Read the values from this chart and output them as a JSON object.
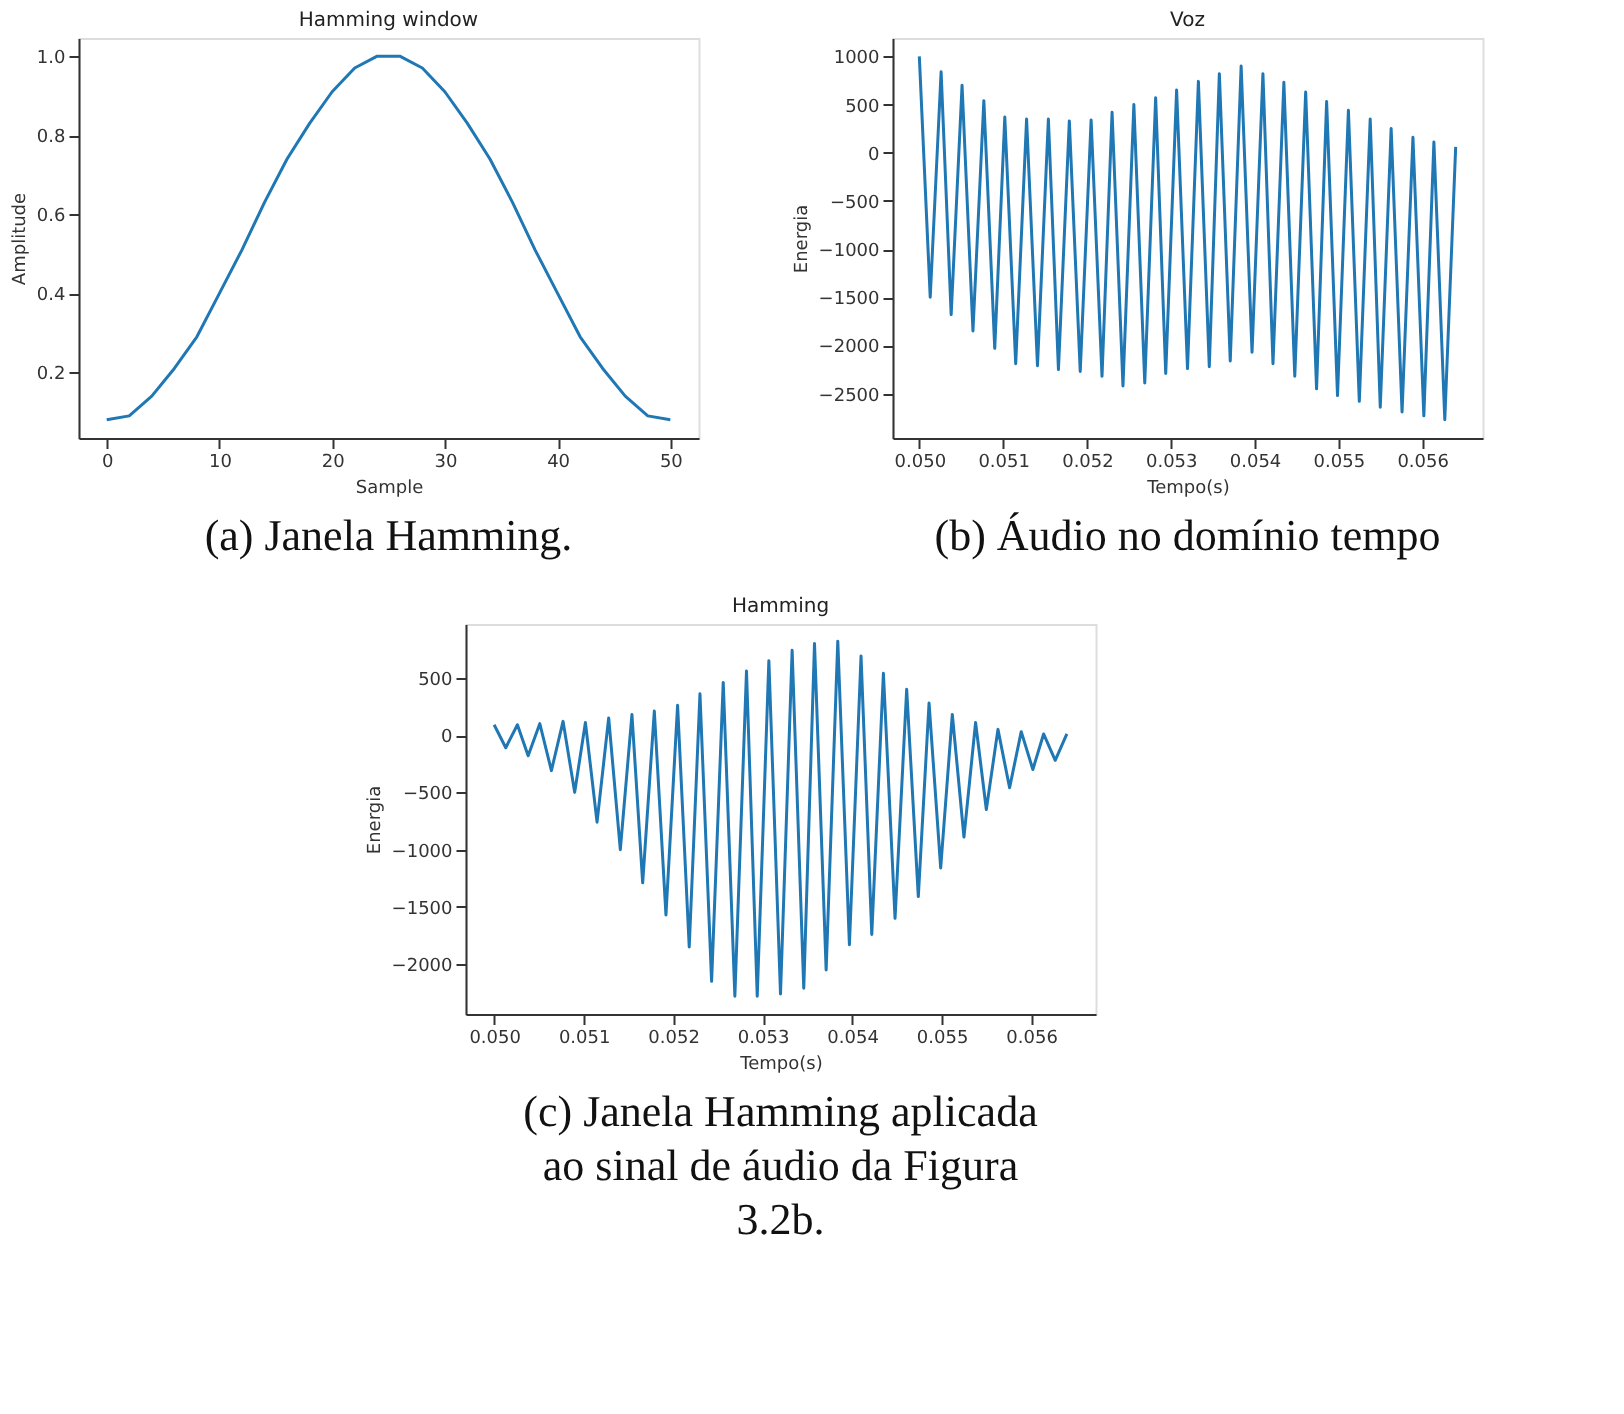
{
  "chart_data": [
    {
      "type": "line",
      "title": "Hamming window",
      "xlabel": "Sample",
      "ylabel": "Amplitude",
      "annotations": [
        "(a) Janela Hamming."
      ],
      "xlim": [
        -2.5,
        52.5
      ],
      "ylim": [
        0.034,
        1.046
      ],
      "xticks": [
        0,
        10,
        20,
        30,
        40,
        50
      ],
      "yticks": [
        0.2,
        0.4,
        0.6,
        0.8,
        {
          "value": 1,
          "label": "1.0"
        }
      ],
      "series": [
        {
          "color": "#1f77b4",
          "x": [
            0,
            2,
            4,
            6,
            8,
            10,
            12,
            14,
            16,
            18,
            20,
            22,
            24,
            26,
            28,
            30,
            32,
            34,
            36,
            38,
            40,
            42,
            44,
            46,
            48,
            50
          ],
          "values": [
            0.08,
            0.09,
            0.14,
            0.21,
            0.29,
            0.4,
            0.51,
            0.63,
            0.74,
            0.83,
            0.91,
            0.97,
            1.0,
            1.0,
            0.97,
            0.91,
            0.83,
            0.74,
            0.63,
            0.51,
            0.4,
            0.29,
            0.21,
            0.14,
            0.09,
            0.08
          ]
        }
      ]
    },
    {
      "type": "line",
      "title": "Voz",
      "xlabel": "Tempo(s)",
      "ylabel": "Energia",
      "annotations": [
        "(b) Áudio no domínio tempo"
      ],
      "xlim": [
        0.04968,
        0.05672
      ],
      "ylim": [
        -2960,
        1190
      ],
      "xticks": [
        {
          "value": 0.05,
          "label": "0.050"
        },
        0.051,
        0.052,
        0.053,
        0.054,
        0.055,
        0.056
      ],
      "yticks": [
        1000,
        500,
        0,
        {
          "value": -500,
          "label": "−500"
        },
        {
          "value": -1000,
          "label": "−1000"
        },
        {
          "value": -1500,
          "label": "−1500"
        },
        {
          "value": -2000,
          "label": "−2000"
        },
        {
          "value": -2500,
          "label": "−2500"
        }
      ],
      "series": [
        {
          "color": "#1f77b4",
          "x": [
            0.05,
            0.05013,
            0.05026,
            0.05038,
            0.05051,
            0.05064,
            0.05077,
            0.0509,
            0.05102,
            0.05115,
            0.05128,
            0.05141,
            0.05154,
            0.05166,
            0.05179,
            0.05192,
            0.05205,
            0.05218,
            0.0523,
            0.05243,
            0.05256,
            0.05269,
            0.05282,
            0.05294,
            0.05307,
            0.0532,
            0.05333,
            0.05346,
            0.05358,
            0.05371,
            0.05384,
            0.05397,
            0.0541,
            0.05422,
            0.05435,
            0.05448,
            0.05461,
            0.05474,
            0.05486,
            0.05499,
            0.05512,
            0.05525,
            0.05538,
            0.0555,
            0.05563,
            0.05576,
            0.05589,
            0.05602,
            0.05614,
            0.05627,
            0.0564
          ],
          "values": [
            1000,
            -1500,
            840,
            -1680,
            700,
            -1850,
            540,
            -2030,
            370,
            -2190,
            350,
            -2210,
            350,
            -2250,
            330,
            -2270,
            340,
            -2320,
            420,
            -2420,
            500,
            -2390,
            570,
            -2290,
            650,
            -2240,
            740,
            -2220,
            820,
            -2160,
            900,
            -2070,
            820,
            -2190,
            730,
            -2320,
            630,
            -2450,
            530,
            -2520,
            440,
            -2580,
            350,
            -2640,
            250,
            -2690,
            160,
            -2730,
            110,
            -2770,
            60
          ]
        }
      ]
    },
    {
      "type": "line",
      "title": "Hamming",
      "xlabel": "Tempo(s)",
      "ylabel": "Energia",
      "annotations": [
        "(c) Janela Hamming aplicada ao sinal de áudio da Figura 3.2b."
      ],
      "xlim": [
        0.04968,
        0.05672
      ],
      "ylim": [
        -2435,
        970
      ],
      "xticks": [
        {
          "value": 0.05,
          "label": "0.050"
        },
        0.051,
        0.052,
        0.053,
        0.054,
        0.055,
        0.056
      ],
      "yticks": [
        500,
        0,
        {
          "value": -500,
          "label": "−500"
        },
        {
          "value": -1000,
          "label": "−1000"
        },
        {
          "value": -1500,
          "label": "−1500"
        },
        {
          "value": -2000,
          "label": "−2000"
        }
      ],
      "series": [
        {
          "color": "#1f77b4",
          "x": [
            0.05,
            0.05013,
            0.05026,
            0.05038,
            0.05051,
            0.05064,
            0.05077,
            0.0509,
            0.05102,
            0.05115,
            0.05128,
            0.05141,
            0.05154,
            0.05166,
            0.05179,
            0.05192,
            0.05205,
            0.05218,
            0.0523,
            0.05243,
            0.05256,
            0.05269,
            0.05282,
            0.05294,
            0.05307,
            0.0532,
            0.05333,
            0.05346,
            0.05358,
            0.05371,
            0.05384,
            0.05397,
            0.0541,
            0.05422,
            0.05435,
            0.05448,
            0.05461,
            0.05474,
            0.05486,
            0.05499,
            0.05512,
            0.05525,
            0.05538,
            0.0555,
            0.05563,
            0.05576,
            0.05589,
            0.05602,
            0.05614,
            0.05627,
            0.0564
          ],
          "values": [
            90,
            -110,
            90,
            -180,
            100,
            -310,
            120,
            -500,
            110,
            -760,
            150,
            -1000,
            180,
            -1290,
            210,
            -1570,
            260,
            -1850,
            360,
            -2150,
            460,
            -2280,
            560,
            -2280,
            650,
            -2260,
            740,
            -2210,
            800,
            -2050,
            820,
            -1830,
            690,
            -1740,
            540,
            -1600,
            400,
            -1410,
            280,
            -1160,
            180,
            -890,
            110,
            -650,
            50,
            -460,
            30,
            -300,
            10,
            -220,
            10
          ]
        }
      ]
    }
  ]
}
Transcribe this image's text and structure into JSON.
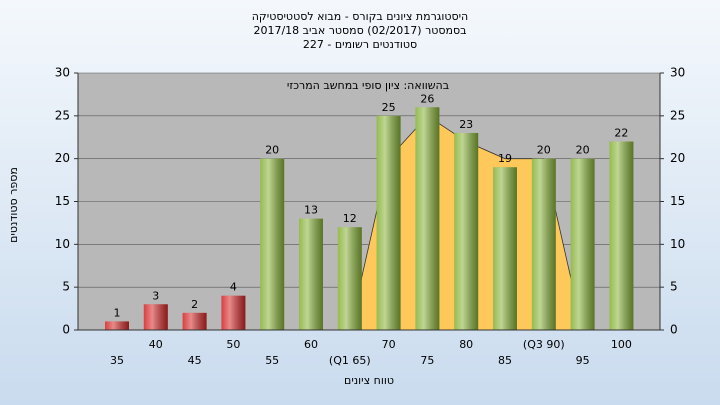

THE TASK
Set every line down exactly as written, leaving each picture out.

COMPLETED EXERCISE
Read the values from this chart and output them as a JSON object.
{
  "chart_data": [
    {
      "type": "line",
      "title": "Hamming window",
      "xlabel": "Sample",
      "ylabel": "Amplitude",
      "annotations": [
        "(a) Janela Hamming."
      ],
      "xlim": [
        -2.5,
        52.5
      ],
      "ylim": [
        0.034,
        1.046
      ],
      "xticks": [
        0,
        10,
        20,
        30,
        40,
        50
      ],
      "yticks": [
        0.2,
        0.4,
        0.6,
        0.8,
        {
          "value": 1,
          "label": "1.0"
        }
      ],
      "series": [
        {
          "color": "#1f77b4",
          "x": [
            0,
            2,
            4,
            6,
            8,
            10,
            12,
            14,
            16,
            18,
            20,
            22,
            24,
            26,
            28,
            30,
            32,
            34,
            36,
            38,
            40,
            42,
            44,
            46,
            48,
            50
          ],
          "values": [
            0.08,
            0.09,
            0.14,
            0.21,
            0.29,
            0.4,
            0.51,
            0.63,
            0.74,
            0.83,
            0.91,
            0.97,
            1.0,
            1.0,
            0.97,
            0.91,
            0.83,
            0.74,
            0.63,
            0.51,
            0.4,
            0.29,
            0.21,
            0.14,
            0.09,
            0.08
          ]
        }
      ]
    },
    {
      "type": "line",
      "title": "Voz",
      "xlabel": "Tempo(s)",
      "ylabel": "Energia",
      "annotations": [
        "(b) Áudio no domínio tempo"
      ],
      "xlim": [
        0.04968,
        0.05672
      ],
      "ylim": [
        -2960,
        1190
      ],
      "xticks": [
        {
          "value": 0.05,
          "label": "0.050"
        },
        0.051,
        0.052,
        0.053,
        0.054,
        0.055,
        0.056
      ],
      "yticks": [
        1000,
        500,
        0,
        {
          "value": -500,
          "label": "−500"
        },
        {
          "value": -1000,
          "label": "−1000"
        },
        {
          "value": -1500,
          "label": "−1500"
        },
        {
          "value": -2000,
          "label": "−2000"
        },
        {
          "value": -2500,
          "label": "−2500"
        }
      ],
      "series": [
        {
          "color": "#1f77b4",
          "x": [
            0.05,
            0.05013,
            0.05026,
            0.05038,
            0.05051,
            0.05064,
            0.05077,
            0.0509,
            0.05102,
            0.05115,
            0.05128,
            0.05141,
            0.05154,
            0.05166,
            0.05179,
            0.05192,
            0.05205,
            0.05218,
            0.0523,
            0.05243,
            0.05256,
            0.05269,
            0.05282,
            0.05294,
            0.05307,
            0.0532,
            0.05333,
            0.05346,
            0.05358,
            0.05371,
            0.05384,
            0.05397,
            0.0541,
            0.05422,
            0.05435,
            0.05448,
            0.05461,
            0.05474,
            0.05486,
            0.05499,
            0.05512,
            0.05525,
            0.05538,
            0.0555,
            0.05563,
            0.05576,
            0.05589,
            0.05602,
            0.05614,
            0.05627,
            0.0564
          ],
          "values": [
            1000,
            -1500,
            840,
            -1680,
            700,
            -1850,
            540,
            -2030,
            370,
            -2190,
            350,
            -2210,
            350,
            -2250,
            330,
            -2270,
            340,
            -2320,
            420,
            -2420,
            500,
            -2390,
            570,
            -2290,
            650,
            -2240,
            740,
            -2220,
            820,
            -2160,
            900,
            -2070,
            820,
            -2190,
            730,
            -2320,
            630,
            -2450,
            530,
            -2520,
            440,
            -2580,
            350,
            -2640,
            250,
            -2690,
            160,
            -2730,
            110,
            -2770,
            60
          ]
        }
      ]
    },
    {
      "type": "line",
      "title": "Hamming",
      "xlabel": "Tempo(s)",
      "ylabel": "Energia",
      "annotations": [
        "(c) Janela Hamming aplicada ao sinal de áudio da Figura 3.2b."
      ],
      "xlim": [
        0.04968,
        0.05672
      ],
      "ylim": [
        -2435,
        970
      ],
      "xticks": [
        {
          "value": 0.05,
          "label": "0.050"
        },
        0.051,
        0.052,
        0.053,
        0.054,
        0.055,
        0.056
      ],
      "yticks": [
        500,
        0,
        {
          "value": -500,
          "label": "−500"
        },
        {
          "value": -1000,
          "label": "−1000"
        },
        {
          "value": -1500,
          "label": "−1500"
        },
        {
          "value": -2000,
          "label": "−2000"
        }
      ],
      "series": [
        {
          "color": "#1f77b4",
          "x": [
            0.05,
            0.05013,
            0.05026,
            0.05038,
            0.05051,
            0.05064,
            0.05077,
            0.0509,
            0.05102,
            0.05115,
            0.05128,
            0.05141,
            0.05154,
            0.05166,
            0.05179,
            0.05192,
            0.05205,
            0.05218,
            0.0523,
            0.05243,
            0.05256,
            0.05269,
            0.05282,
            0.05294,
            0.05307,
            0.0532,
            0.05333,
            0.05346,
            0.05358,
            0.05371,
            0.05384,
            0.05397,
            0.0541,
            0.05422,
            0.05435,
            0.05448,
            0.05461,
            0.05474,
            0.05486,
            0.05499,
            0.05512,
            0.05525,
            0.05538,
            0.0555,
            0.05563,
            0.05576,
            0.05589,
            0.05602,
            0.05614,
            0.05627,
            0.0564
          ],
          "values": [
            90,
            -110,
            90,
            -180,
            100,
            -310,
            120,
            -500,
            110,
            -760,
            150,
            -1000,
            180,
            -1290,
            210,
            -1570,
            260,
            -1850,
            360,
            -2150,
            460,
            -2280,
            560,
            -2280,
            650,
            -2260,
            740,
            -2210,
            800,
            -2050,
            820,
            -1830,
            690,
            -1740,
            540,
            -1600,
            400,
            -1410,
            280,
            -1160,
            180,
            -890,
            110,
            -650,
            50,
            -460,
            30,
            -300,
            10,
            -220,
            10
          ]
        }
      ]
    }
  ]
}
Transcribe this image's text and structure into JSON.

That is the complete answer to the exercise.